[Stored data]
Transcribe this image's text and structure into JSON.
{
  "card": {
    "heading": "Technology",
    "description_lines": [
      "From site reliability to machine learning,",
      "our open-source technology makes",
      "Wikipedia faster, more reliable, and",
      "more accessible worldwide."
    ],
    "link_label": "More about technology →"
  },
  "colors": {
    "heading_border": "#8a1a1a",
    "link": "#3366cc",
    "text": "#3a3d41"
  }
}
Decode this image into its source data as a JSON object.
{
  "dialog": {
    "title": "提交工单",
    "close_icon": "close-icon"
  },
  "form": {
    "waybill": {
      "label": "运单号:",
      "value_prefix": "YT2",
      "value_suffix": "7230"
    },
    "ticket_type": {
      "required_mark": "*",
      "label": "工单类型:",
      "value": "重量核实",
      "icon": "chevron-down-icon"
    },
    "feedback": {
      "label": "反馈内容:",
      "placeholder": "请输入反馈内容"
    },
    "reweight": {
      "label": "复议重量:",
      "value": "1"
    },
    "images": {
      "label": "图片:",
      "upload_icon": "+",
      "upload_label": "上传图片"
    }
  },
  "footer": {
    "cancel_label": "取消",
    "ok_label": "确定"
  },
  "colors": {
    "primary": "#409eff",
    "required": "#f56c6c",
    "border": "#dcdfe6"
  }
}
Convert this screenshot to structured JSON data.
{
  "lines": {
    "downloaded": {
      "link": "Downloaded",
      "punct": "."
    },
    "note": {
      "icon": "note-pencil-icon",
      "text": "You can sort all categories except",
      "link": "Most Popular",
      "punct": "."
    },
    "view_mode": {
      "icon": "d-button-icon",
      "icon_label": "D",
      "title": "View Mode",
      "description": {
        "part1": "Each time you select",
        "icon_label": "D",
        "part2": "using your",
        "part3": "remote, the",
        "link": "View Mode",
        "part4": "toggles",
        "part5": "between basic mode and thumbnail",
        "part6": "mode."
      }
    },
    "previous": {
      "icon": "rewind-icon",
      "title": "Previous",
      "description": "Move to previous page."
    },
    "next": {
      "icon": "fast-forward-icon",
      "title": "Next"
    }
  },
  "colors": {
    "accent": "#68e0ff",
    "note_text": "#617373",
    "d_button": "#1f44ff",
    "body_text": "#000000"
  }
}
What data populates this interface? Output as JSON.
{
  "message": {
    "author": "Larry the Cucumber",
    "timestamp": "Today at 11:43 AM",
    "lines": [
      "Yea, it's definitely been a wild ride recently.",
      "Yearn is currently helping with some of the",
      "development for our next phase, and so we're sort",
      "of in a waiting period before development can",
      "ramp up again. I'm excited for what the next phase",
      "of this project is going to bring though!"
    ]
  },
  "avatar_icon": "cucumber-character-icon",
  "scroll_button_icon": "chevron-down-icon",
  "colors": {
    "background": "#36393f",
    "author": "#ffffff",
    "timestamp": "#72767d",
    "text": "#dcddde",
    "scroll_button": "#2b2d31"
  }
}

● PROBLEM TO SOLVE: Reproduce the listing above word for word.

● ANSWER TO THIS EXERCISE:
Transcribe this image's text and structure into JSON.
{
  "card": {
    "heading": "Technology",
    "description_lines": [
      "From site reliability to machine learning,",
      "our open-source technology makes",
      "Wikipedia faster, more reliable, and",
      "more accessible worldwide."
    ],
    "link_label": "More about technology →"
  },
  "colors": {
    "heading_border": "#8a1a1a",
    "link": "#3366cc",
    "text": "#3a3d41"
  }
}
Decode this image into its source data as a JSON object.
{
  "dialog": {
    "title": "提交工单",
    "close_icon": "close-icon"
  },
  "form": {
    "waybill": {
      "label": "运单号:",
      "value_prefix": "YT2",
      "value_suffix": "7230"
    },
    "ticket_type": {
      "required_mark": "*",
      "label": "工单类型:",
      "value": "重量核实",
      "icon": "chevron-down-icon"
    },
    "feedback": {
      "label": "反馈内容:",
      "placeholder": "请输入反馈内容"
    },
    "reweight": {
      "label": "复议重量:",
      "value": "1"
    },
    "images": {
      "label": "图片:",
      "upload_icon": "+",
      "upload_label": "上传图片"
    }
  },
  "footer": {
    "cancel_label": "取消",
    "ok_label": "确定"
  },
  "colors": {
    "primary": "#409eff",
    "required": "#f56c6c",
    "border": "#dcdfe6"
  }
}
Convert this screenshot to structured JSON data.
{
  "lines": {
    "downloaded": {
      "link": "Downloaded",
      "punct": "."
    },
    "note": {
      "icon": "note-pencil-icon",
      "text": "You can sort all categories except",
      "link": "Most Popular",
      "punct": "."
    },
    "view_mode": {
      "icon": "d-button-icon",
      "icon_label": "D",
      "title": "View Mode",
      "description": {
        "part1": "Each time you select",
        "icon_label": "D",
        "part2": "using your",
        "part3": "remote, the",
        "link": "View Mode",
        "part4": "toggles",
        "part5": "between basic mode and thumbnail",
        "part6": "mode."
      }
    },
    "previous": {
      "icon": "rewind-icon",
      "title": "Previous",
      "description": "Move to previous page."
    },
    "next": {
      "icon": "fast-forward-icon",
      "title": "Next"
    }
  },
  "colors": {
    "accent": "#68e0ff",
    "note_text": "#617373",
    "d_button": "#1f44ff",
    "body_text": "#000000"
  }
}
What data populates this interface? Output as JSON.
{
  "message": {
    "author": "Larry the Cucumber",
    "timestamp": "Today at 11:43 AM",
    "lines": [
      "Yea, it's definitely been a wild ride recently.",
      "Yearn is currently helping with some of the",
      "development for our next phase, and so we're sort",
      "of in a waiting period before development can",
      "ramp up again. I'm excited for what the next phase",
      "of this project is going to bring though!"
    ]
  },
  "avatar_icon": "cucumber-character-icon",
  "scroll_button_icon": "chevron-down-icon",
  "colors": {
    "background": "#36393f",
    "author": "#ffffff",
    "timestamp": "#72767d",
    "text": "#dcddde",
    "scroll_button": "#2b2d31"
  }
}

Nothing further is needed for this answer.